- [What to do]: Extract each line from the entries below that has the string "have" in it.

--- Dataset records ---

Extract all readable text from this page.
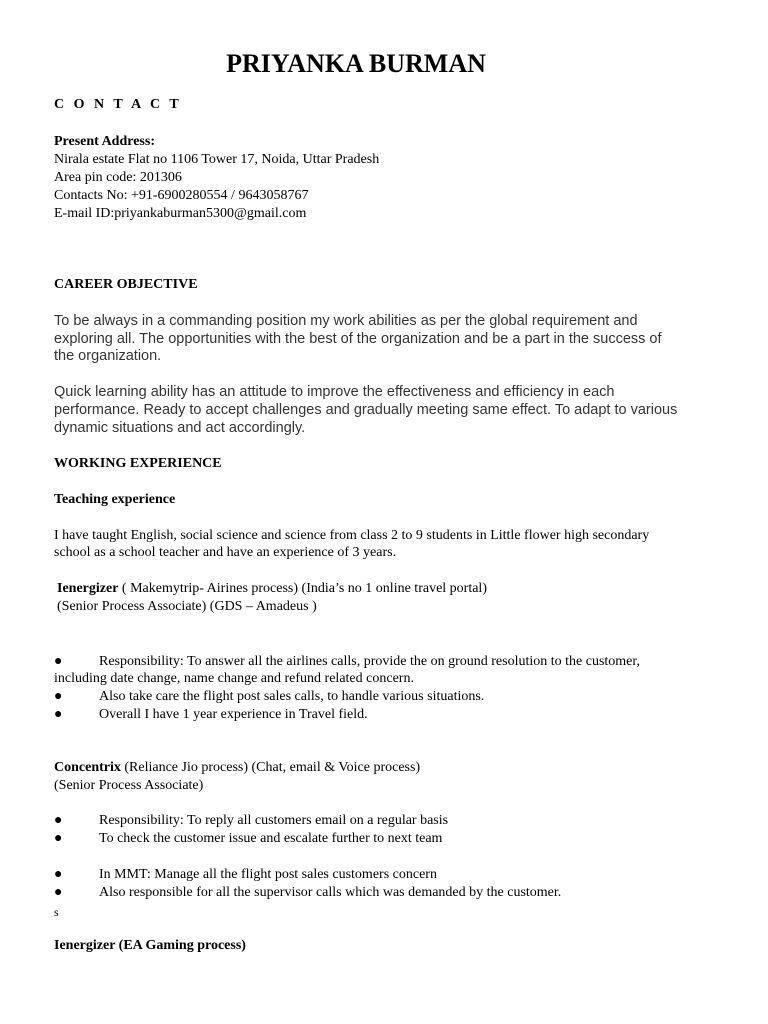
PRIYANKA BURMAN
C O N T A C T
Present Address:
Nirala estate Flat no 1106 Tower 17, Noida, Uttar Pradesh
Area pin code: 201306
Contacts No: +91-6900280554 / 9643058767
E-mail ID:priyankaburman5300@gmail.com
CAREER OBJECTIVE
To be always in a commanding position my work abilities as per the global requirement and
exploring all. The opportunities with the best of the organization and be a part in the success of
the organization.
Quick learning ability has an attitude to improve the effectiveness and efficiency in each
performance. Ready to accept challenges and gradually meeting same effect. To adapt to various
dynamic situations and act accordingly.
WORKING EXPERIENCE
Teaching experience
I have taught English, social science and science from class 2 to 9 students in Little flower high secondary
school as a school teacher and have an experience of 3 years.
Ienergizer ( Makemytrip- Airines process) (India’s no 1 online travel portal)
(Senior Process Associate) (GDS – Amadeus )
●	Responsibility: To answer all the airlines calls, provide the on ground resolution to the customer,
including date change, name change and refund related concern.
●	Also take care the flight post sales calls, to handle various situations.
●	Overall I have 1 year experience in Travel field.
Concentrix (Reliance Jio process) (Chat, email & Voice process)
(Senior Process Associate)
●	Responsibility: To reply all customers email on a regular basis
●	To check the customer issue and escalate further to next team
●	In MMT: Manage all the flight post sales customers concern
●	Also responsible for all the supervisor calls which was demanded by the customer.
s
Ienergizer (EA Gaming process)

---

- [Solution for this exercise]:
I have taught English, social science and science from class 2 to 9 students in Little flower high secondary
school as a school teacher and have an experience of 3 years.
●	Overall I have 1 year experience in Travel field.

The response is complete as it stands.